Layout annotation records
..........
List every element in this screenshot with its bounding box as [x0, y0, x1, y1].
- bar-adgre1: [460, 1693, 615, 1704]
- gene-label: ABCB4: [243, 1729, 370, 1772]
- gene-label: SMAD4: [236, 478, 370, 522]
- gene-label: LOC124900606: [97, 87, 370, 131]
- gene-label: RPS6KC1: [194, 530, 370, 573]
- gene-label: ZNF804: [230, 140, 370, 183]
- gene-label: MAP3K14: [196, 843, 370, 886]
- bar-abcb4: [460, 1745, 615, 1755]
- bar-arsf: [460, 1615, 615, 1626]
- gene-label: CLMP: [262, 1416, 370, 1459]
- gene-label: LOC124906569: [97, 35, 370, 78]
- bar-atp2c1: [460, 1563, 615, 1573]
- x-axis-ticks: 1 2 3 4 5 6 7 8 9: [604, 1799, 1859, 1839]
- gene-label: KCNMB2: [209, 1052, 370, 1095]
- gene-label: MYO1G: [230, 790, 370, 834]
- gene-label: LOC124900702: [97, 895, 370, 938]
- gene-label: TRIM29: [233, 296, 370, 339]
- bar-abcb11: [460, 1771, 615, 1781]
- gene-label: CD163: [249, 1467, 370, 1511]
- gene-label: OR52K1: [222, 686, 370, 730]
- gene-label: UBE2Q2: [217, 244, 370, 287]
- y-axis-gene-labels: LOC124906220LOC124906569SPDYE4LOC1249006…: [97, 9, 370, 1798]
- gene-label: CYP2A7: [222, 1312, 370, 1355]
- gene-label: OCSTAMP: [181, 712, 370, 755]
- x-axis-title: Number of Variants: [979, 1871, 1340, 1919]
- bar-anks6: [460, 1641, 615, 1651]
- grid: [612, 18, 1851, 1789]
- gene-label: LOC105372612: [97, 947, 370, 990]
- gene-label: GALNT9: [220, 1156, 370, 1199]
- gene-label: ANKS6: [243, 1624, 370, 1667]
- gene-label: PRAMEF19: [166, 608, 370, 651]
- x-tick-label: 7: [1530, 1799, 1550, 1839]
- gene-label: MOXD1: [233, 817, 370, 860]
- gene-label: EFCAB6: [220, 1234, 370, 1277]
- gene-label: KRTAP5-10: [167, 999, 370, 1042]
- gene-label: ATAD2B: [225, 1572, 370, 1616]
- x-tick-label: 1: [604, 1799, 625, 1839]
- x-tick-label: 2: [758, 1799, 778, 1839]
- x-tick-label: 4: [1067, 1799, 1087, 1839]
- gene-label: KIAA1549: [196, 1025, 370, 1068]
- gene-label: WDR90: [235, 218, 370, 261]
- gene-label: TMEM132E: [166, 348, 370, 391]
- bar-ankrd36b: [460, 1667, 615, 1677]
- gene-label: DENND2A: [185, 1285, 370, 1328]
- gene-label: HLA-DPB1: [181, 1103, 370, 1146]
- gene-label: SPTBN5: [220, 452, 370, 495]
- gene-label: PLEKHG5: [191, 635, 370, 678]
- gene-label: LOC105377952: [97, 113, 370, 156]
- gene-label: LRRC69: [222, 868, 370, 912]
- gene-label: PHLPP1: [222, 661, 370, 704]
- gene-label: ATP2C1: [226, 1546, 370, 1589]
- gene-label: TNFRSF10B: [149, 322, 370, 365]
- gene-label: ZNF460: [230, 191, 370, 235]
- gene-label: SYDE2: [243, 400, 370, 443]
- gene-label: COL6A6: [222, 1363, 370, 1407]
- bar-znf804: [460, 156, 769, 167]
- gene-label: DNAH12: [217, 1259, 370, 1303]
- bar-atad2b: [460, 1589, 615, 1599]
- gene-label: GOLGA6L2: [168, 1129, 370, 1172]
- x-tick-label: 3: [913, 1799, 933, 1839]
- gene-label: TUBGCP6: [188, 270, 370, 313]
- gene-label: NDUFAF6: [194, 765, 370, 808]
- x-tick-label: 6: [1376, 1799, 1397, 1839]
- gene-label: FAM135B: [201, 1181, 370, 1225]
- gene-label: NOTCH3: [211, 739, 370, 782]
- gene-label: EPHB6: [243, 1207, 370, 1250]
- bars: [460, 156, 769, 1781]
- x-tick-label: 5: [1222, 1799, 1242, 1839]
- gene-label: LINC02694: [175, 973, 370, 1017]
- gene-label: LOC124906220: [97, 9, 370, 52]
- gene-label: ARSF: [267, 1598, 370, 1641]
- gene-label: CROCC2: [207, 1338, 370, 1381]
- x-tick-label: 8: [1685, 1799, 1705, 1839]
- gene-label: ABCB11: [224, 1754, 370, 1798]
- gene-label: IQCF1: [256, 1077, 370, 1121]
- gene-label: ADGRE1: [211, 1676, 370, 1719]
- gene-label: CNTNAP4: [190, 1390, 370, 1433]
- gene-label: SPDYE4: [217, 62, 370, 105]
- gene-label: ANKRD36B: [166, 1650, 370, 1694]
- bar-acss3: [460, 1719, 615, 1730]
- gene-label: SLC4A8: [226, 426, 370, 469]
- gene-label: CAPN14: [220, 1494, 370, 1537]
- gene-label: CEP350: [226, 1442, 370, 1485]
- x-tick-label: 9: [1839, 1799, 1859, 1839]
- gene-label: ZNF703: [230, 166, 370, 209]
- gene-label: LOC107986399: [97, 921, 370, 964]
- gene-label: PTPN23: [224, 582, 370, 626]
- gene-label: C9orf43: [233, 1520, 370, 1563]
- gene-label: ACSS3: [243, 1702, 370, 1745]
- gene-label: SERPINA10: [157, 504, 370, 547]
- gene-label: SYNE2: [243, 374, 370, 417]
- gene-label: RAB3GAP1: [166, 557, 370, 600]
..........
Directions ▸ Could you recast everything from the first row down to and including the row containing "- gene-label: CYP2A7: [222, 1312, 370, 1355]" as a Markdown table with the columns n and Row, numbering each row in n and leaving out blank lines?

Task solution ▸
| n | Row |
|---|---|
| 1 | List every element in this screenshot with its bounding box as [x0, y0, x1, y1]. |
| 2 | - bar-adgre1: [460, 1693, 615, 1704] |
| 3 | - gene-label: ABCB4: [243, 1729, 370, 1772] |
| 4 | - gene-label: SMAD4: [236, 478, 370, 522] |
| 5 | - gene-label: LOC124900606: [97, 87, 370, 131] |
| 6 | - gene-label: RPS6KC1: [194, 530, 370, 573] |
| 7 | - gene-label: ZNF804: [230, 140, 370, 183] |
| 8 | - gene-label: MAP3K14: [196, 843, 370, 886] |
| 9 | - bar-abcb4: [460, 1745, 615, 1755] |
| 10 | - bar-arsf: [460, 1615, 615, 1626] |
| 11 | - gene-label: CLMP: [262, 1416, 370, 1459] |
| 12 | - gene-label: LOC124906569: [97, 35, 370, 78] |
| 13 | - bar-atp2c1: [460, 1563, 615, 1573] |
| 14 | - x-axis-ticks: 1 2 3 4 5 6 7 8 9: [604, 1799, 1859, 1839] |
| 15 | - gene-label: KCNMB2: [209, 1052, 370, 1095] |
| 16 | - gene-label: MYO1G: [230, 790, 370, 834] |
| 17 | - gene-label: LOC124900702: [97, 895, 370, 938] |
| 18 | - gene-label: TRIM29: [233, 296, 370, 339] |
| 19 | - bar-abcb11: [460, 1771, 615, 1781] |
| 20 | - gene-label: CD163: [249, 1467, 370, 1511] |
| 21 | - gene-label: OR52K1: [222, 686, 370, 730] |
| 22 | - gene-label: UBE2Q2: [217, 244, 370, 287] |
| 23 | - y-axis-gene-labels: LOC124906220LOC124906569SPDYE4LOC1249006…: [97, 9, 370, 1798] |
| 24 | - gene-label: CYP2A7: [222, 1312, 370, 1355] |